• Materials provided:
※ ※ ※

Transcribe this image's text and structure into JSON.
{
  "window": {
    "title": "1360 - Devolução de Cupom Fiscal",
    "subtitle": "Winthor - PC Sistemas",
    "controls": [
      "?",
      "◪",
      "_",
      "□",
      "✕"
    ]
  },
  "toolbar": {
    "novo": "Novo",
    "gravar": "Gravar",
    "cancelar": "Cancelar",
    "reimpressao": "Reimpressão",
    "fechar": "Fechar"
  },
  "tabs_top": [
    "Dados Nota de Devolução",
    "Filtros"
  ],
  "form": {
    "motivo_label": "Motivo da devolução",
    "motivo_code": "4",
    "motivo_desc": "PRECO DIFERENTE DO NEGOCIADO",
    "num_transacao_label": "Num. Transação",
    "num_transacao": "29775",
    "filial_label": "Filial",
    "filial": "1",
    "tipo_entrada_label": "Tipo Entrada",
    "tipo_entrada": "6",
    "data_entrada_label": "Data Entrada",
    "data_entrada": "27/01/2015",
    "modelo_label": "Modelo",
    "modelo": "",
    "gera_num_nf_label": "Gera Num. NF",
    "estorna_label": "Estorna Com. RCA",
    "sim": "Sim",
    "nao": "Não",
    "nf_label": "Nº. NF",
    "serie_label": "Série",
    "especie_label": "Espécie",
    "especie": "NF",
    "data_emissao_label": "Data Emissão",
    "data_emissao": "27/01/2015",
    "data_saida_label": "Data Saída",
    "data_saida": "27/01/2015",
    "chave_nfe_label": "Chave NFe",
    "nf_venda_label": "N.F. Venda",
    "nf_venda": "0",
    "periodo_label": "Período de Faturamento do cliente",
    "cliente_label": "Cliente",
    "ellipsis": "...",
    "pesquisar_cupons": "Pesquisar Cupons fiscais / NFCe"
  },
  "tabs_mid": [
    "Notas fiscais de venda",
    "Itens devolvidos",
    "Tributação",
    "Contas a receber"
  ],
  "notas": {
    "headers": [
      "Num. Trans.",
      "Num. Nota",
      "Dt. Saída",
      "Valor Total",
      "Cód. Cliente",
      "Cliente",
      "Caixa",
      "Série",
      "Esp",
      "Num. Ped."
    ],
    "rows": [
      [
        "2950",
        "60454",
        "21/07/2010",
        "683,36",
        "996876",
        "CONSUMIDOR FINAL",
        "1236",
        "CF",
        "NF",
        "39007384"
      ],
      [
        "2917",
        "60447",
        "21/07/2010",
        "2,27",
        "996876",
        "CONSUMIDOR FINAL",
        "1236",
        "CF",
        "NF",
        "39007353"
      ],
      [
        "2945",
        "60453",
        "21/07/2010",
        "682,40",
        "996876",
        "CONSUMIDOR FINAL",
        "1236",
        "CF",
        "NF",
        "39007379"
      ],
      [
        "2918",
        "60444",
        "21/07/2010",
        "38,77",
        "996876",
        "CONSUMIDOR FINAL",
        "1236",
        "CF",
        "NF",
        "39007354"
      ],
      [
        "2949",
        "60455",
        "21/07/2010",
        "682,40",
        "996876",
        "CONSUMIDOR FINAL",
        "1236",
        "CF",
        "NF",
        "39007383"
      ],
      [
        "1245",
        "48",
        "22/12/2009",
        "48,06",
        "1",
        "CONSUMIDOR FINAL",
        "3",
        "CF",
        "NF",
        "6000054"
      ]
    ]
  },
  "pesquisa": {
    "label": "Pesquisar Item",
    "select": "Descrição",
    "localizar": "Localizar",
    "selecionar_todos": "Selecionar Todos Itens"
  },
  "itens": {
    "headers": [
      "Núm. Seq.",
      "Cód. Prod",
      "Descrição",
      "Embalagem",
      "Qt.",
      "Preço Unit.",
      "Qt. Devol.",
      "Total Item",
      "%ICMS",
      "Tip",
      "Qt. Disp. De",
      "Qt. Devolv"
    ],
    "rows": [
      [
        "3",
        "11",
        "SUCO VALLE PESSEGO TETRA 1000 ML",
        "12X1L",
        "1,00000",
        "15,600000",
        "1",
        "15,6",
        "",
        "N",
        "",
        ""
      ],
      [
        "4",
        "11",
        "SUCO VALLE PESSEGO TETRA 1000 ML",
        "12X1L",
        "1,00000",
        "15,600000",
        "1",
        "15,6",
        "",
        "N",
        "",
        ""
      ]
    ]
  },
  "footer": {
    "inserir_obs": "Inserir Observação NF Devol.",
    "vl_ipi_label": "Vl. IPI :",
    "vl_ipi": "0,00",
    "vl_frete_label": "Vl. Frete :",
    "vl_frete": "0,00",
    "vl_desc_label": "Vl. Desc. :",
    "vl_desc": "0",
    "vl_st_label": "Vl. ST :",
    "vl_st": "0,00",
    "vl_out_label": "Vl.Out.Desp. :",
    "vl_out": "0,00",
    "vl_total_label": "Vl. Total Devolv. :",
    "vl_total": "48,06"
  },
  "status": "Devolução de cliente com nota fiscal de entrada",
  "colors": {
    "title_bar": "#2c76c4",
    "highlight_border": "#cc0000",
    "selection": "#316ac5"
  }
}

※ ※ ※

• To be done:
Everything in the listing above should be restated exactly.

• Expected output:
Transcribe this image's text and structure into JSON.
{
  "window": {
    "title": "1360 - Devolução de Cupom Fiscal",
    "subtitle": "Winthor - PC Sistemas",
    "controls": [
      "?",
      "◪",
      "_",
      "□",
      "✕"
    ]
  },
  "toolbar": {
    "novo": "Novo",
    "gravar": "Gravar",
    "cancelar": "Cancelar",
    "reimpressao": "Reimpressão",
    "fechar": "Fechar"
  },
  "tabs_top": [
    "Dados Nota de Devolução",
    "Filtros"
  ],
  "form": {
    "motivo_label": "Motivo da devolução",
    "motivo_code": "4",
    "motivo_desc": "PRECO DIFERENTE DO NEGOCIADO",
    "num_transacao_label": "Num. Transação",
    "num_transacao": "29775",
    "filial_label": "Filial",
    "filial": "1",
    "tipo_entrada_label": "Tipo Entrada",
    "tipo_entrada": "6",
    "data_entrada_label": "Data Entrada",
    "data_entrada": "27/01/2015",
    "modelo_label": "Modelo",
    "modelo": "",
    "gera_num_nf_label": "Gera Num. NF",
    "estorna_label": "Estorna Com. RCA",
    "sim": "Sim",
    "nao": "Não",
    "nf_label": "Nº. NF",
    "serie_label": "Série",
    "especie_label": "Espécie",
    "especie": "NF",
    "data_emissao_label": "Data Emissão",
    "data_emissao": "27/01/2015",
    "data_saida_label": "Data Saída",
    "data_saida": "27/01/2015",
    "chave_nfe_label": "Chave NFe",
    "nf_venda_label": "N.F. Venda",
    "nf_venda": "0",
    "periodo_label": "Período de Faturamento do cliente",
    "cliente_label": "Cliente",
    "ellipsis": "...",
    "pesquisar_cupons": "Pesquisar Cupons fiscais / NFCe"
  },
  "tabs_mid": [
    "Notas fiscais de venda",
    "Itens devolvidos",
    "Tributação",
    "Contas a receber"
  ],
  "notas": {
    "headers": [
      "Num. Trans.",
      "Num. Nota",
      "Dt. Saída",
      "Valor Total",
      "Cód. Cliente",
      "Cliente",
      "Caixa",
      "Série",
      "Esp",
      "Num. Ped."
    ],
    "rows": [
      [
        "2950",
        "60454",
        "21/07/2010",
        "683,36",
        "996876",
        "CONSUMIDOR FINAL",
        "1236",
        "CF",
        "NF",
        "39007384"
      ],
      [
        "2917",
        "60447",
        "21/07/2010",
        "2,27",
        "996876",
        "CONSUMIDOR FINAL",
        "1236",
        "CF",
        "NF",
        "39007353"
      ],
      [
        "2945",
        "60453",
        "21/07/2010",
        "682,40",
        "996876",
        "CONSUMIDOR FINAL",
        "1236",
        "CF",
        "NF",
        "39007379"
      ],
      [
        "2918",
        "60444",
        "21/07/2010",
        "38,77",
        "996876",
        "CONSUMIDOR FINAL",
        "1236",
        "CF",
        "NF",
        "39007354"
      ],
      [
        "2949",
        "60455",
        "21/07/2010",
        "682,40",
        "996876",
        "CONSUMIDOR FINAL",
        "1236",
        "CF",
        "NF",
        "39007383"
      ],
      [
        "1245",
        "48",
        "22/12/2009",
        "48,06",
        "1",
        "CONSUMIDOR FINAL",
        "3",
        "CF",
        "NF",
        "6000054"
      ]
    ]
  },
  "pesquisa": {
    "label": "Pesquisar Item",
    "select": "Descrição",
    "localizar": "Localizar",
    "selecionar_todos": "Selecionar Todos Itens"
  },
  "itens": {
    "headers": [
      "Núm. Seq.",
      "Cód. Prod",
      "Descrição",
      "Embalagem",
      "Qt.",
      "Preço Unit.",
      "Qt. Devol.",
      "Total Item",
      "%ICMS",
      "Tip",
      "Qt. Disp. De",
      "Qt. Devolv"
    ],
    "rows": [
      [
        "3",
        "11",
        "SUCO VALLE PESSEGO TETRA 1000 ML",
        "12X1L",
        "1,00000",
        "15,600000",
        "1",
        "15,6",
        "",
        "N",
        "",
        ""
      ],
      [
        "4",
        "11",
        "SUCO VALLE PESSEGO TETRA 1000 ML",
        "12X1L",
        "1,00000",
        "15,600000",
        "1",
        "15,6",
        "",
        "N",
        "",
        ""
      ]
    ]
  },
  "footer": {
    "inserir_obs": "Inserir Observação NF Devol.",
    "vl_ipi_label": "Vl. IPI :",
    "vl_ipi": "0,00",
    "vl_frete_label": "Vl. Frete :",
    "vl_frete": "0,00",
    "vl_desc_label": "Vl. Desc. :",
    "vl_desc": "0",
    "vl_st_label": "Vl. ST :",
    "vl_st": "0,00",
    "vl_out_label": "Vl.Out.Desp. :",
    "vl_out": "0,00",
    "vl_total_label": "Vl. Total Devolv. :",
    "vl_total": "48,06"
  },
  "status": "Devolução de cliente com nota fiscal de entrada",
  "colors": {
    "title_bar": "#2c76c4",
    "highlight_border": "#cc0000",
    "selection": "#316ac5"
  }
}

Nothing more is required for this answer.